# [GOAL]
Only a number is wanted: how many lines of the entries include the string "chevron"?

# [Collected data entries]
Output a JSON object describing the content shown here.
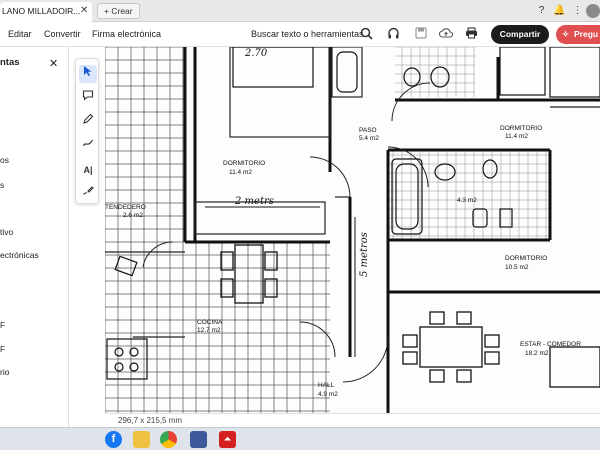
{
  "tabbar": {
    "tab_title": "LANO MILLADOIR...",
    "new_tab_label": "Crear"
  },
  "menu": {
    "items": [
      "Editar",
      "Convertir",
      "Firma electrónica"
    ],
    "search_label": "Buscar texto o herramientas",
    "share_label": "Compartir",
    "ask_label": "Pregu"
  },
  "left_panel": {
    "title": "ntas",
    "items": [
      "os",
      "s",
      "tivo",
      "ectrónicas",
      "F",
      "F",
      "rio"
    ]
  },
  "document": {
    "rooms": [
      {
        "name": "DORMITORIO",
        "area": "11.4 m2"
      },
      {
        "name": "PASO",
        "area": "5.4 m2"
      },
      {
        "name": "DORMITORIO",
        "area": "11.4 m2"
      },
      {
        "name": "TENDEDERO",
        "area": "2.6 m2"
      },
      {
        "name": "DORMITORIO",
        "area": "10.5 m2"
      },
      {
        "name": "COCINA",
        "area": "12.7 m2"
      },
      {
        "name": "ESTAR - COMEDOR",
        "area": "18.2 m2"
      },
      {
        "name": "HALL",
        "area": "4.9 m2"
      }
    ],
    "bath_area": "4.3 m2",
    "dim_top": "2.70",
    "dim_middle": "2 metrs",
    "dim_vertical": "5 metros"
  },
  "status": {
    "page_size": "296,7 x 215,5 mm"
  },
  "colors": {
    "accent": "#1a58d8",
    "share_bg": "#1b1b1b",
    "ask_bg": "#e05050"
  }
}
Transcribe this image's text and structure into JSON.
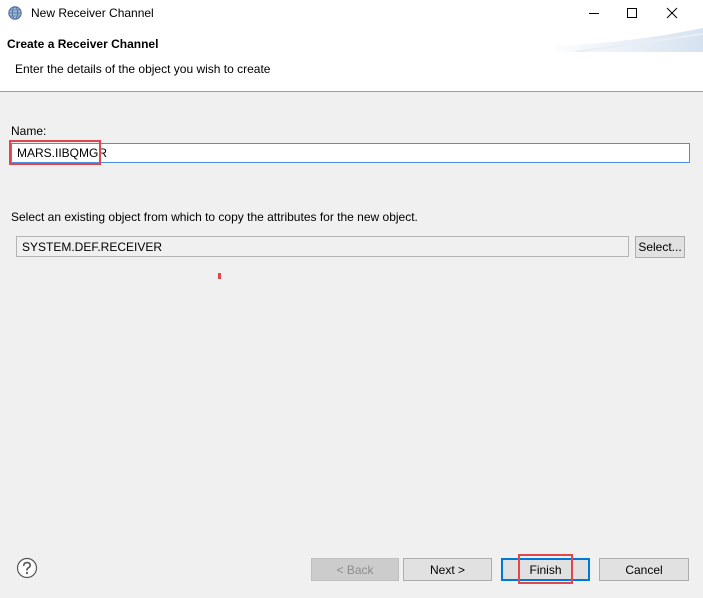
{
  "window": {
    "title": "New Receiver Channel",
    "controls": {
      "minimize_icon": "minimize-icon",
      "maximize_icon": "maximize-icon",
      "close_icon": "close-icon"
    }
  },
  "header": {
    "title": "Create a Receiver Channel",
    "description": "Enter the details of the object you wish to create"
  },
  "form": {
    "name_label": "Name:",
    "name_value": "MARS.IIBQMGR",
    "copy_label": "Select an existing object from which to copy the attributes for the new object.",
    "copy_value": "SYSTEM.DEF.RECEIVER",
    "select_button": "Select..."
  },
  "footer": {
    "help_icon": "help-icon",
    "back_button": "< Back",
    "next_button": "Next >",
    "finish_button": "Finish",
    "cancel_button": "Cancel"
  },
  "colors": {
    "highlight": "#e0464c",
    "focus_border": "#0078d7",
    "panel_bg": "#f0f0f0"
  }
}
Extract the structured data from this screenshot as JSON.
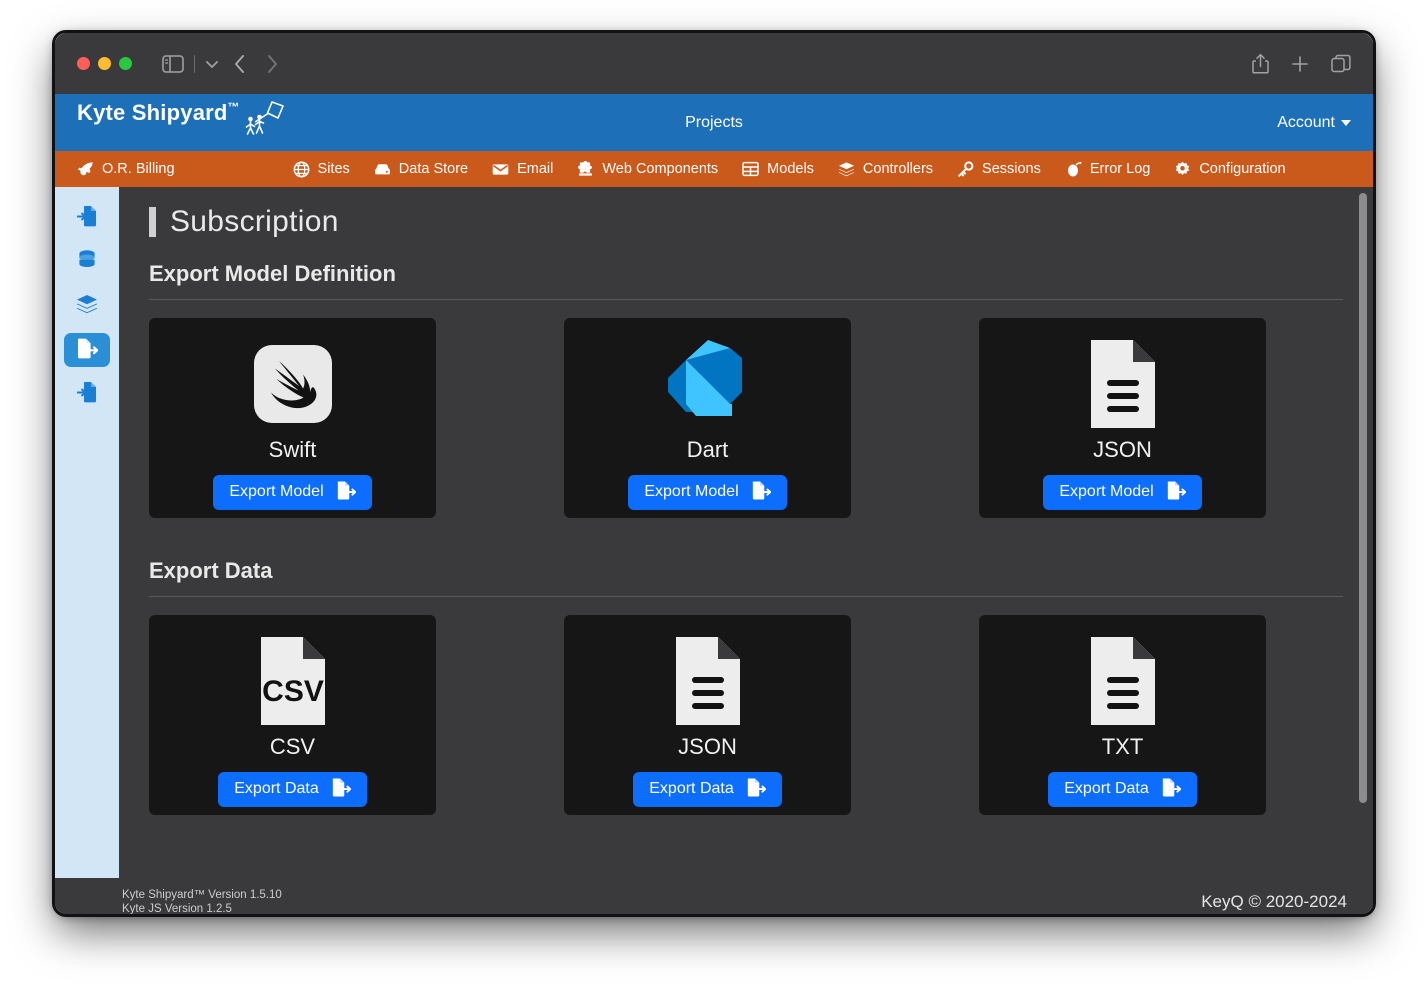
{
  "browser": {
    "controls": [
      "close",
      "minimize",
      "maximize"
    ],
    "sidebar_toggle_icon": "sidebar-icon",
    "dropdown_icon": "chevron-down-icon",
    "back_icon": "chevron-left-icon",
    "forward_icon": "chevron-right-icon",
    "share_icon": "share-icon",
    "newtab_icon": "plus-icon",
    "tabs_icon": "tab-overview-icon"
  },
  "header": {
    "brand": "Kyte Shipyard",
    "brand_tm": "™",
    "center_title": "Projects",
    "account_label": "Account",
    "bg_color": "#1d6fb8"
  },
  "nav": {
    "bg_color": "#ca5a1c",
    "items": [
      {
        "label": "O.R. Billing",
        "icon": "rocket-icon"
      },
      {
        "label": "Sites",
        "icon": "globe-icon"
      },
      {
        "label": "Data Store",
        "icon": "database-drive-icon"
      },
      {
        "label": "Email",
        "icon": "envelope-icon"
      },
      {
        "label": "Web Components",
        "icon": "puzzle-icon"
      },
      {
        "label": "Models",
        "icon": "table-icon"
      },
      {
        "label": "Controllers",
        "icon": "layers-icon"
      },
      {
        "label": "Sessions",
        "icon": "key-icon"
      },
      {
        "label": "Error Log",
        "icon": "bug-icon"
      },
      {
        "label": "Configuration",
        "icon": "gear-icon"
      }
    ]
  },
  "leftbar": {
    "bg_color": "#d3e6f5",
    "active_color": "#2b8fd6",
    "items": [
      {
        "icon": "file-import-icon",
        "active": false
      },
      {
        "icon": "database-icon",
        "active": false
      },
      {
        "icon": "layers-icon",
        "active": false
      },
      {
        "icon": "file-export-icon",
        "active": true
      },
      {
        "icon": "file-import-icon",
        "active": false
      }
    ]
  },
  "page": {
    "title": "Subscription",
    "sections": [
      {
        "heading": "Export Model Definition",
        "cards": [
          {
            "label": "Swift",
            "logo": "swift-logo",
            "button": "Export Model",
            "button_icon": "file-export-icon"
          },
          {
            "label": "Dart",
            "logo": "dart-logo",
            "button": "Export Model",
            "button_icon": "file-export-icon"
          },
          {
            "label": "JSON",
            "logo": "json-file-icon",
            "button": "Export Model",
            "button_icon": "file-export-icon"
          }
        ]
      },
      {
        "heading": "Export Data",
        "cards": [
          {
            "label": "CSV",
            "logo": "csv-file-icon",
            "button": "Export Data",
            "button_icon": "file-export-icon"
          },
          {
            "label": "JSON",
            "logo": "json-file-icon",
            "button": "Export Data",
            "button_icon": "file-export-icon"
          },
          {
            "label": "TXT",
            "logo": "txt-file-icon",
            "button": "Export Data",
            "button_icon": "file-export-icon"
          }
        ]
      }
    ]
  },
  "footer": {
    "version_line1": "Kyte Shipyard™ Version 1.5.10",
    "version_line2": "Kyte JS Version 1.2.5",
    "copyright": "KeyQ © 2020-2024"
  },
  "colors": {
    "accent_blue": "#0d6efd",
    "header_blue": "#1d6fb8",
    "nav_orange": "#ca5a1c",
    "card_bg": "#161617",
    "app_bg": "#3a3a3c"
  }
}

# [THE OUTPUT]
3